(Input for this task begins)

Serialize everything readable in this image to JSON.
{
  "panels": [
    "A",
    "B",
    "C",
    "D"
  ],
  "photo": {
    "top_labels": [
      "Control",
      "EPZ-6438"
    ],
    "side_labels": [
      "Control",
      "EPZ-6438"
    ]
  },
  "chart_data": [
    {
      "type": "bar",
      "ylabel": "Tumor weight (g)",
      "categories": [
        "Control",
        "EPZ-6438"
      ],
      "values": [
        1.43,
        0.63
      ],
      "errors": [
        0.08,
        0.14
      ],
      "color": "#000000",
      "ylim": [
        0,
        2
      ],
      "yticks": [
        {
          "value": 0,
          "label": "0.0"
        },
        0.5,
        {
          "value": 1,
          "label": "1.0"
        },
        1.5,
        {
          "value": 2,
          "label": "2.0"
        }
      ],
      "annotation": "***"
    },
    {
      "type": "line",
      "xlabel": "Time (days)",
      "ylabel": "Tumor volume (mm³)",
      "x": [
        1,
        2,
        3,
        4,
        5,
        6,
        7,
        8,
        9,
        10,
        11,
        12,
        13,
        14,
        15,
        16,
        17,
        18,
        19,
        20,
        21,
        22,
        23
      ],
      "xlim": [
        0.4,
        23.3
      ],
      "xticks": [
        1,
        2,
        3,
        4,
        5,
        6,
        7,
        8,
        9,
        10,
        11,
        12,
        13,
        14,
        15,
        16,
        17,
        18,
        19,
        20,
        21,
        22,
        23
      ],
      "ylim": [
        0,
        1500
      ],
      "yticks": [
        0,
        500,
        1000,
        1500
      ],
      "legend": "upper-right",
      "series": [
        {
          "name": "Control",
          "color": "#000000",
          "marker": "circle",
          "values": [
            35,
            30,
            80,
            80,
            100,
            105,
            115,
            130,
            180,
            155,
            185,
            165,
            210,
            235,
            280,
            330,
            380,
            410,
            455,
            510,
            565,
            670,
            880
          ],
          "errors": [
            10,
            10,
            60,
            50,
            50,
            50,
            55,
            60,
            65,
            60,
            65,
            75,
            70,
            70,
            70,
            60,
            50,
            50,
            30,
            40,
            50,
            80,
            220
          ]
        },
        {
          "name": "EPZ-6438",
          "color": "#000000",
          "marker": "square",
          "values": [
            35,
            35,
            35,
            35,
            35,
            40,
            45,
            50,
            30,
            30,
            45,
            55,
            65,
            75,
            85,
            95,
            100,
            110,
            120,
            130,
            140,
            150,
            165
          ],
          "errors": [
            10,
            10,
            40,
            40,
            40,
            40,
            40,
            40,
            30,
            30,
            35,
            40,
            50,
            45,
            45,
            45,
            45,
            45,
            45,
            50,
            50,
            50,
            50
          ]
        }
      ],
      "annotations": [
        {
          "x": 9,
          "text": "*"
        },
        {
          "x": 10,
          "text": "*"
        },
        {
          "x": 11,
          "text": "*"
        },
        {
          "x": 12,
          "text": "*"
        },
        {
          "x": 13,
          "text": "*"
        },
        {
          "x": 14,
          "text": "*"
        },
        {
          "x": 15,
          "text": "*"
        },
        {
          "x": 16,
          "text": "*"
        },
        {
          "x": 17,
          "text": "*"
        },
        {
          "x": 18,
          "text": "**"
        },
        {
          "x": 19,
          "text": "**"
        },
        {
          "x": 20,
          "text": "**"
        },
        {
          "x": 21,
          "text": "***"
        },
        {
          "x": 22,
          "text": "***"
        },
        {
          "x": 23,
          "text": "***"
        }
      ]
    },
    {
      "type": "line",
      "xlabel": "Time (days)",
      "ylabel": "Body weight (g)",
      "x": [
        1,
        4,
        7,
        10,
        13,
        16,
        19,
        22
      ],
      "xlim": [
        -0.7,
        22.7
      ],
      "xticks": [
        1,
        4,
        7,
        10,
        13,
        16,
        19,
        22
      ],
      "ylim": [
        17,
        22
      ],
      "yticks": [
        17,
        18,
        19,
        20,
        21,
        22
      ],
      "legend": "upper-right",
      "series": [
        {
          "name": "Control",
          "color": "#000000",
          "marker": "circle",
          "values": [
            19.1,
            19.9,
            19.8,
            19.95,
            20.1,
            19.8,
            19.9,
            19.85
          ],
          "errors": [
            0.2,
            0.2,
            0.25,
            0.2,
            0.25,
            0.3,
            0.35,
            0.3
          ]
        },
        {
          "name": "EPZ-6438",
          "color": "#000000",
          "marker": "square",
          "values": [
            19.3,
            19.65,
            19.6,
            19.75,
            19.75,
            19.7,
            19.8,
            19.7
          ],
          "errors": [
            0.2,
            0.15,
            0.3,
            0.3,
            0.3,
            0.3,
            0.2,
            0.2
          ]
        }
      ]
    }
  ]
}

(Input for this task ends)

● Work instruction
Using the data above, repeat every line exactly.

● Task result
Serialize everything readable in this image to JSON.
{
  "panels": [
    "A",
    "B",
    "C",
    "D"
  ],
  "photo": {
    "top_labels": [
      "Control",
      "EPZ-6438"
    ],
    "side_labels": [
      "Control",
      "EPZ-6438"
    ]
  },
  "chart_data": [
    {
      "type": "bar",
      "ylabel": "Tumor weight (g)",
      "categories": [
        "Control",
        "EPZ-6438"
      ],
      "values": [
        1.43,
        0.63
      ],
      "errors": [
        0.08,
        0.14
      ],
      "color": "#000000",
      "ylim": [
        0,
        2
      ],
      "yticks": [
        {
          "value": 0,
          "label": "0.0"
        },
        0.5,
        {
          "value": 1,
          "label": "1.0"
        },
        1.5,
        {
          "value": 2,
          "label": "2.0"
        }
      ],
      "annotation": "***"
    },
    {
      "type": "line",
      "xlabel": "Time (days)",
      "ylabel": "Tumor volume (mm³)",
      "x": [
        1,
        2,
        3,
        4,
        5,
        6,
        7,
        8,
        9,
        10,
        11,
        12,
        13,
        14,
        15,
        16,
        17,
        18,
        19,
        20,
        21,
        22,
        23
      ],
      "xlim": [
        0.4,
        23.3
      ],
      "xticks": [
        1,
        2,
        3,
        4,
        5,
        6,
        7,
        8,
        9,
        10,
        11,
        12,
        13,
        14,
        15,
        16,
        17,
        18,
        19,
        20,
        21,
        22,
        23
      ],
      "ylim": [
        0,
        1500
      ],
      "yticks": [
        0,
        500,
        1000,
        1500
      ],
      "legend": "upper-right",
      "series": [
        {
          "name": "Control",
          "color": "#000000",
          "marker": "circle",
          "values": [
            35,
            30,
            80,
            80,
            100,
            105,
            115,
            130,
            180,
            155,
            185,
            165,
            210,
            235,
            280,
            330,
            380,
            410,
            455,
            510,
            565,
            670,
            880
          ],
          "errors": [
            10,
            10,
            60,
            50,
            50,
            50,
            55,
            60,
            65,
            60,
            65,
            75,
            70,
            70,
            70,
            60,
            50,
            50,
            30,
            40,
            50,
            80,
            220
          ]
        },
        {
          "name": "EPZ-6438",
          "color": "#000000",
          "marker": "square",
          "values": [
            35,
            35,
            35,
            35,
            35,
            40,
            45,
            50,
            30,
            30,
            45,
            55,
            65,
            75,
            85,
            95,
            100,
            110,
            120,
            130,
            140,
            150,
            165
          ],
          "errors": [
            10,
            10,
            40,
            40,
            40,
            40,
            40,
            40,
            30,
            30,
            35,
            40,
            50,
            45,
            45,
            45,
            45,
            45,
            45,
            50,
            50,
            50,
            50
          ]
        }
      ],
      "annotations": [
        {
          "x": 9,
          "text": "*"
        },
        {
          "x": 10,
          "text": "*"
        },
        {
          "x": 11,
          "text": "*"
        },
        {
          "x": 12,
          "text": "*"
        },
        {
          "x": 13,
          "text": "*"
        },
        {
          "x": 14,
          "text": "*"
        },
        {
          "x": 15,
          "text": "*"
        },
        {
          "x": 16,
          "text": "*"
        },
        {
          "x": 17,
          "text": "*"
        },
        {
          "x": 18,
          "text": "**"
        },
        {
          "x": 19,
          "text": "**"
        },
        {
          "x": 20,
          "text": "**"
        },
        {
          "x": 21,
          "text": "***"
        },
        {
          "x": 22,
          "text": "***"
        },
        {
          "x": 23,
          "text": "***"
        }
      ]
    },
    {
      "type": "line",
      "xlabel": "Time (days)",
      "ylabel": "Body weight (g)",
      "x": [
        1,
        4,
        7,
        10,
        13,
        16,
        19,
        22
      ],
      "xlim": [
        -0.7,
        22.7
      ],
      "xticks": [
        1,
        4,
        7,
        10,
        13,
        16,
        19,
        22
      ],
      "ylim": [
        17,
        22
      ],
      "yticks": [
        17,
        18,
        19,
        20,
        21,
        22
      ],
      "legend": "upper-right",
      "series": [
        {
          "name": "Control",
          "color": "#000000",
          "marker": "circle",
          "values": [
            19.1,
            19.9,
            19.8,
            19.95,
            20.1,
            19.8,
            19.9,
            19.85
          ],
          "errors": [
            0.2,
            0.2,
            0.25,
            0.2,
            0.25,
            0.3,
            0.35,
            0.3
          ]
        },
        {
          "name": "EPZ-6438",
          "color": "#000000",
          "marker": "square",
          "values": [
            19.3,
            19.65,
            19.6,
            19.75,
            19.75,
            19.7,
            19.8,
            19.7
          ],
          "errors": [
            0.2,
            0.15,
            0.3,
            0.3,
            0.3,
            0.3,
            0.2,
            0.2
          ]
        }
      ]
    }
  ]
}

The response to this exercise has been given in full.